** BEGIN DATA PROVIDED **
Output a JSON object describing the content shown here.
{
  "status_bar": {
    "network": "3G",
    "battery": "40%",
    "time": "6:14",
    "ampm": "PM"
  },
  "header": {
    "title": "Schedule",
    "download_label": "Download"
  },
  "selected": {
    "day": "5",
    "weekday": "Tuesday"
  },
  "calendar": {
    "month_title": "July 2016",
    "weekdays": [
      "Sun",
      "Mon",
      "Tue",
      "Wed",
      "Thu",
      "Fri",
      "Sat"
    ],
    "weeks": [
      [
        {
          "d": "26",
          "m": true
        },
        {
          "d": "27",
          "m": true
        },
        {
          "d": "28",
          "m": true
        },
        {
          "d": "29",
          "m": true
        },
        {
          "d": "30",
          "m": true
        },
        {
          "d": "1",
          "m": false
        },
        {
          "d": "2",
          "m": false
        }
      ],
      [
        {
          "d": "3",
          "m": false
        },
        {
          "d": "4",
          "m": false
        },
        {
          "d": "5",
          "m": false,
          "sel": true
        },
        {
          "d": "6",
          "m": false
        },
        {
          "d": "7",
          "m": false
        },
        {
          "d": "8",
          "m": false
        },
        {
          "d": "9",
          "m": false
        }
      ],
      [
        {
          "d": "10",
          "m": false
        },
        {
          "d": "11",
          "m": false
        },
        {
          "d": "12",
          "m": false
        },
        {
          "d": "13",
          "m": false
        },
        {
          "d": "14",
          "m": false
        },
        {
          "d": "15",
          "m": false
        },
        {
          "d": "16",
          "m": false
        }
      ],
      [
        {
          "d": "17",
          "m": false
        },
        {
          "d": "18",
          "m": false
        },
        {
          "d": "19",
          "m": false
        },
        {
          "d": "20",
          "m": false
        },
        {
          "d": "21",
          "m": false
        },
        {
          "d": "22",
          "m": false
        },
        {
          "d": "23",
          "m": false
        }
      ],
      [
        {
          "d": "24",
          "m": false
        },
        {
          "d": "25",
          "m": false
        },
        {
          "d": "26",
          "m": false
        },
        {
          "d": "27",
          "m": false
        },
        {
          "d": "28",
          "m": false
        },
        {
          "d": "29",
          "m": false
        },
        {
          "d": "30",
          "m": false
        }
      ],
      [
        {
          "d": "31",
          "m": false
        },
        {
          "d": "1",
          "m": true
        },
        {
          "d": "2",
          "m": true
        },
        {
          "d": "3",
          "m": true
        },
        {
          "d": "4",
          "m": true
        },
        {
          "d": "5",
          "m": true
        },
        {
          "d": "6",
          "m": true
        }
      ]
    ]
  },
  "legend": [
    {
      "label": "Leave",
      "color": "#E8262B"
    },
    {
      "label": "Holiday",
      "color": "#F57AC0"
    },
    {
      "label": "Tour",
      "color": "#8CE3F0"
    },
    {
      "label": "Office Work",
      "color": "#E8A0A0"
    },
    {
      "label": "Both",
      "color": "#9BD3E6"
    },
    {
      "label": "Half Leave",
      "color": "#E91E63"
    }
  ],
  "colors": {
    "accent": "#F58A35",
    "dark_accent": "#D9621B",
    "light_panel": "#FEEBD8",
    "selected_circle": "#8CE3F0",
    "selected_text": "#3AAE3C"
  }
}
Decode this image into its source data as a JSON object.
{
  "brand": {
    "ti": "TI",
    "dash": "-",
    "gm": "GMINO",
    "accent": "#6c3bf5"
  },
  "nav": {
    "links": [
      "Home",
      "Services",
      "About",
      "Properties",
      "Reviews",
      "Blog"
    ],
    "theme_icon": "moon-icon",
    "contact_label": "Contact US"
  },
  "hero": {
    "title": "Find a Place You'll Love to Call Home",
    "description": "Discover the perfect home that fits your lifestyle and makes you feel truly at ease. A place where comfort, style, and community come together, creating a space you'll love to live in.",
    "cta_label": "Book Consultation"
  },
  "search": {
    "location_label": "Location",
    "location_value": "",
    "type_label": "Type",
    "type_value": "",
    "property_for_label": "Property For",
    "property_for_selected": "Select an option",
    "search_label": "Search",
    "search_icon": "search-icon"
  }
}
** END DATA PROVIDED **
▸ **WORK REQUIRED**: Of the lines above, copy each that contains "icon".

▸ **RESULT FOR THIS EXERCISE**:
    "theme_icon": "moon-icon",
    "search_icon": "search-icon"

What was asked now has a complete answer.